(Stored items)
···
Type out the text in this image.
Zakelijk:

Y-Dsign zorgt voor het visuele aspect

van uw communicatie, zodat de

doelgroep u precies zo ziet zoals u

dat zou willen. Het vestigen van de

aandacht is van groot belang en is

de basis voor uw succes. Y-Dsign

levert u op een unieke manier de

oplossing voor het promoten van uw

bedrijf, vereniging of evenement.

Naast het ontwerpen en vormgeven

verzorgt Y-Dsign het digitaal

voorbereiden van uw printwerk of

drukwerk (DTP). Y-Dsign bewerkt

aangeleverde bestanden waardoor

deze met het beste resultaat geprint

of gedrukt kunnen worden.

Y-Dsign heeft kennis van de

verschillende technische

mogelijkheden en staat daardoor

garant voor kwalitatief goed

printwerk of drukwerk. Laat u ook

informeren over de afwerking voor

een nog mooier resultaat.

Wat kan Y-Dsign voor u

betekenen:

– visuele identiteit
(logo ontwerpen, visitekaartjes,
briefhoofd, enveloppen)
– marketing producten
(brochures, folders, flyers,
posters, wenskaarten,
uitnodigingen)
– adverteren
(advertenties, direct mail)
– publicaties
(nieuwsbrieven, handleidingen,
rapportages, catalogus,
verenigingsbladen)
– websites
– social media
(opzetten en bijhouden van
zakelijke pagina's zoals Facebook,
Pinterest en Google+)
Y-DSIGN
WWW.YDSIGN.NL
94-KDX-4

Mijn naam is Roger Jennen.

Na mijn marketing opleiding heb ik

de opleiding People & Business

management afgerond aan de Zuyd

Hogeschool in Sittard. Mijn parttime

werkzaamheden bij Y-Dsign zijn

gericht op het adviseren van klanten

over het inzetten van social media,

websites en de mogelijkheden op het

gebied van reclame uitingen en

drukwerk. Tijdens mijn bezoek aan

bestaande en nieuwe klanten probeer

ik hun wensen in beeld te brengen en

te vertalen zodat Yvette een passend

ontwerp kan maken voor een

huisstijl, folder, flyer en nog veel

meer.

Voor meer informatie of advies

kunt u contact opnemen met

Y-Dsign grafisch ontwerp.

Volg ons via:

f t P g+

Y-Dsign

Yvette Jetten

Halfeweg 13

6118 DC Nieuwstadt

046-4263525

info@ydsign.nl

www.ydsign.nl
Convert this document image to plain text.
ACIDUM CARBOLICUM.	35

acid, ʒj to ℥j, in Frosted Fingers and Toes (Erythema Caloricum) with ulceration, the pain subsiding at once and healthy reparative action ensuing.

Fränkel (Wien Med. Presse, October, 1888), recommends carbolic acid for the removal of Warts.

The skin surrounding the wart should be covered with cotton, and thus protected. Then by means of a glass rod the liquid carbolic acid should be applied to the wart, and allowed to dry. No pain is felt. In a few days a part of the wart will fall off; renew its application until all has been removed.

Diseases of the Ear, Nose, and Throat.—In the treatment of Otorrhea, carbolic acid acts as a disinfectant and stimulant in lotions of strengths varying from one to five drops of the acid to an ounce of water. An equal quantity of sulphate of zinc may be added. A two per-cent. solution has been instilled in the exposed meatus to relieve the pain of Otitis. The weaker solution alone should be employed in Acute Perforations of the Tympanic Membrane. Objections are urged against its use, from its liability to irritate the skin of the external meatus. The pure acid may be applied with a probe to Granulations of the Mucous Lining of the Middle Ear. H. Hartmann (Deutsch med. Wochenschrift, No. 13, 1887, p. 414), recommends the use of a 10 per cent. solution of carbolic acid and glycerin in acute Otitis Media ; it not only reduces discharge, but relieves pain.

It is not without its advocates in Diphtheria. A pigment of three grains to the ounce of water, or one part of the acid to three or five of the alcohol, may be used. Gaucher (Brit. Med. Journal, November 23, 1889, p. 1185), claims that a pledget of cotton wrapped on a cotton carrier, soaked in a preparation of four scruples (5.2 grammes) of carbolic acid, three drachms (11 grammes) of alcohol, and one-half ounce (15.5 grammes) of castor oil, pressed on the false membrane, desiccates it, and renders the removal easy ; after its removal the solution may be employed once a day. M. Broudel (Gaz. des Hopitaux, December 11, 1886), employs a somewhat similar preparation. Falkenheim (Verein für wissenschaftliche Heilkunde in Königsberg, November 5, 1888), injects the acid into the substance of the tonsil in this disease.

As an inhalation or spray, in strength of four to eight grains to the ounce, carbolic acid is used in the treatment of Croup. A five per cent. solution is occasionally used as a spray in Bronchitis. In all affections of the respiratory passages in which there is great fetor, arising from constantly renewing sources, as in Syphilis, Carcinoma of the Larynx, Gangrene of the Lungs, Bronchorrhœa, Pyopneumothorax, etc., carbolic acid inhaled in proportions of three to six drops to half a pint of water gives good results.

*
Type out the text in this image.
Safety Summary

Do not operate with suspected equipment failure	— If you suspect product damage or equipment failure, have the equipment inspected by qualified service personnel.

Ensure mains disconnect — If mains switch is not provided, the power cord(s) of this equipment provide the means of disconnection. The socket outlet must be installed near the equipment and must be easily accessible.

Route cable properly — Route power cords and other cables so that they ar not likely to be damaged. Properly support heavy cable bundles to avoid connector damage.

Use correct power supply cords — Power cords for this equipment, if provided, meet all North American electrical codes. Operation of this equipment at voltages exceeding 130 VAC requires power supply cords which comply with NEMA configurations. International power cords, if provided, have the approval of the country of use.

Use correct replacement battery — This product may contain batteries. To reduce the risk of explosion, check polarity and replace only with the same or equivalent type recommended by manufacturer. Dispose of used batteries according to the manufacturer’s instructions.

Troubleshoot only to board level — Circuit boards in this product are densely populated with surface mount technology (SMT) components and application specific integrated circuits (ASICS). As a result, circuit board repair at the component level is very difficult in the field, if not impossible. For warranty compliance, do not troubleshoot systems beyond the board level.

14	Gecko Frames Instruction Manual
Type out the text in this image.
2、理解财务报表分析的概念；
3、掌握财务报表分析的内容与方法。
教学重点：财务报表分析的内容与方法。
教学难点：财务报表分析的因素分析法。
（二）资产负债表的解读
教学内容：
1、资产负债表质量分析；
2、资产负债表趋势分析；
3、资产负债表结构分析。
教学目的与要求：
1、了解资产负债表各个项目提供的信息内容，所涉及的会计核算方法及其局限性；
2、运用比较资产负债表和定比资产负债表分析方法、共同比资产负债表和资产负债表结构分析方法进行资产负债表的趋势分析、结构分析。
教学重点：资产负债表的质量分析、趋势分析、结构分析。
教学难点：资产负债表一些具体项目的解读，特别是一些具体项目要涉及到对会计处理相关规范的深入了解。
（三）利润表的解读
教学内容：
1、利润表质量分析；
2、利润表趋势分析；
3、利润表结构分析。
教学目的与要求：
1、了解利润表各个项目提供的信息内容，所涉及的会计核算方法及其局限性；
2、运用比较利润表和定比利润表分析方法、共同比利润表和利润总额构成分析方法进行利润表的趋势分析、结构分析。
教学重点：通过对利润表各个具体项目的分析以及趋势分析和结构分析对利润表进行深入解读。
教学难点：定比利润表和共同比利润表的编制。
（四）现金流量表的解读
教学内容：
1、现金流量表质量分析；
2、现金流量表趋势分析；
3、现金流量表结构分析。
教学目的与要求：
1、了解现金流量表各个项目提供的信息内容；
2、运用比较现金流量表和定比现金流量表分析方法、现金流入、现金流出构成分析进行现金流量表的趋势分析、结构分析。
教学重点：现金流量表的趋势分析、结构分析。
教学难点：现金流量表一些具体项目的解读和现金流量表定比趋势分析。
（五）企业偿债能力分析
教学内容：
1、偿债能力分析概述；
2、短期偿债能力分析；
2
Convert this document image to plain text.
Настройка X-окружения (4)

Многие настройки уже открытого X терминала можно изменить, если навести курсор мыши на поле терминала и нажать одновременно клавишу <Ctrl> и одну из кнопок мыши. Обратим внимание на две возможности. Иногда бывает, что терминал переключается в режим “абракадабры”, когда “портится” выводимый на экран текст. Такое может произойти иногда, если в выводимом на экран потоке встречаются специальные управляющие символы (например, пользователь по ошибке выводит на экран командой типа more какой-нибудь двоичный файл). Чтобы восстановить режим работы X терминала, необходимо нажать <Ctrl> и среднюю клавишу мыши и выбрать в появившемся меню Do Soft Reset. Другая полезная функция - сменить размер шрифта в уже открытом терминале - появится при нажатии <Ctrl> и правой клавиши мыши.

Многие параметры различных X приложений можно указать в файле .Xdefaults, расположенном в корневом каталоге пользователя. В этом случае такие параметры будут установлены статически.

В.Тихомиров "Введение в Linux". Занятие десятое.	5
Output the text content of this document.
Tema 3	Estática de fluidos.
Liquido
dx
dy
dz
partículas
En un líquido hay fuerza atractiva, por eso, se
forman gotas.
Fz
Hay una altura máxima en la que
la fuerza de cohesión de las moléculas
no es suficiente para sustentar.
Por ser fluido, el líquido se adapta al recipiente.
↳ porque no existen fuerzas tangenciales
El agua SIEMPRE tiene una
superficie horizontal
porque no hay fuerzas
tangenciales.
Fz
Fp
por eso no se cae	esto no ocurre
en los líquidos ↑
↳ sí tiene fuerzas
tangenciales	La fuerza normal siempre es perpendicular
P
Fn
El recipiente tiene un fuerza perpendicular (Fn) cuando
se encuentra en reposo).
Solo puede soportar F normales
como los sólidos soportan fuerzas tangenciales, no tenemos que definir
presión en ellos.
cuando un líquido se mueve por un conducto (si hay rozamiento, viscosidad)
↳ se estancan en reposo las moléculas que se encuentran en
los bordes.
···
* [What you need to do]: Show the lines from the data above that contain the string "教学重点".

* [Full solution]:
教学重点：财务报表分析的内容与方法。
教学重点：资产负债表的质量分析、趋势分析、结构分析。
教学重点：通过对利润表各个具体项目的分析以及趋势分析和结构分析对利润表进行深入解读。
教学重点：现金流量表的趋势分析、结构分析。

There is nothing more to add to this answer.